Start of Given data

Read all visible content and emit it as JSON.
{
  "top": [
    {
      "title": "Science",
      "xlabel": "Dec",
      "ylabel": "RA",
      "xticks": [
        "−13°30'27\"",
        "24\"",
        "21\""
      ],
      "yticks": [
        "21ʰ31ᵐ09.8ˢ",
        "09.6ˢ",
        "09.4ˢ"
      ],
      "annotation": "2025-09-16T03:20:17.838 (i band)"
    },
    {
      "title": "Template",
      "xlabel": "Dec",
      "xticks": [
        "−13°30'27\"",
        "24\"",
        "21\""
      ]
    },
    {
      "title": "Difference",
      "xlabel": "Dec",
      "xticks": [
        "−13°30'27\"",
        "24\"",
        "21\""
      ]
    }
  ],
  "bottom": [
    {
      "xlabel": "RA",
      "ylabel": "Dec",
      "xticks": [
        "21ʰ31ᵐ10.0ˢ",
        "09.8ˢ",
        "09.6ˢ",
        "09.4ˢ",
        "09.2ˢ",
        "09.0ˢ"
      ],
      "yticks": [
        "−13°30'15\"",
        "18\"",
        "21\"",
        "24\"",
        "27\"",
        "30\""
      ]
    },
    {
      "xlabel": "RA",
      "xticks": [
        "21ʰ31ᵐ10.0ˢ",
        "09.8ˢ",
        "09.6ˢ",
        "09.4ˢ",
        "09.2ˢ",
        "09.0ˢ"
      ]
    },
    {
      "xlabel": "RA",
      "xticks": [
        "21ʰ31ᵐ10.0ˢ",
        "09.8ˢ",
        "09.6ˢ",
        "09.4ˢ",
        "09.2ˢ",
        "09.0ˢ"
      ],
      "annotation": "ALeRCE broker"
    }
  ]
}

End of Given data

◆ **Directive**
Tally the lines of the records holding the word "annotation", then give only the resulting number.

◆ **Output of the exercise**
2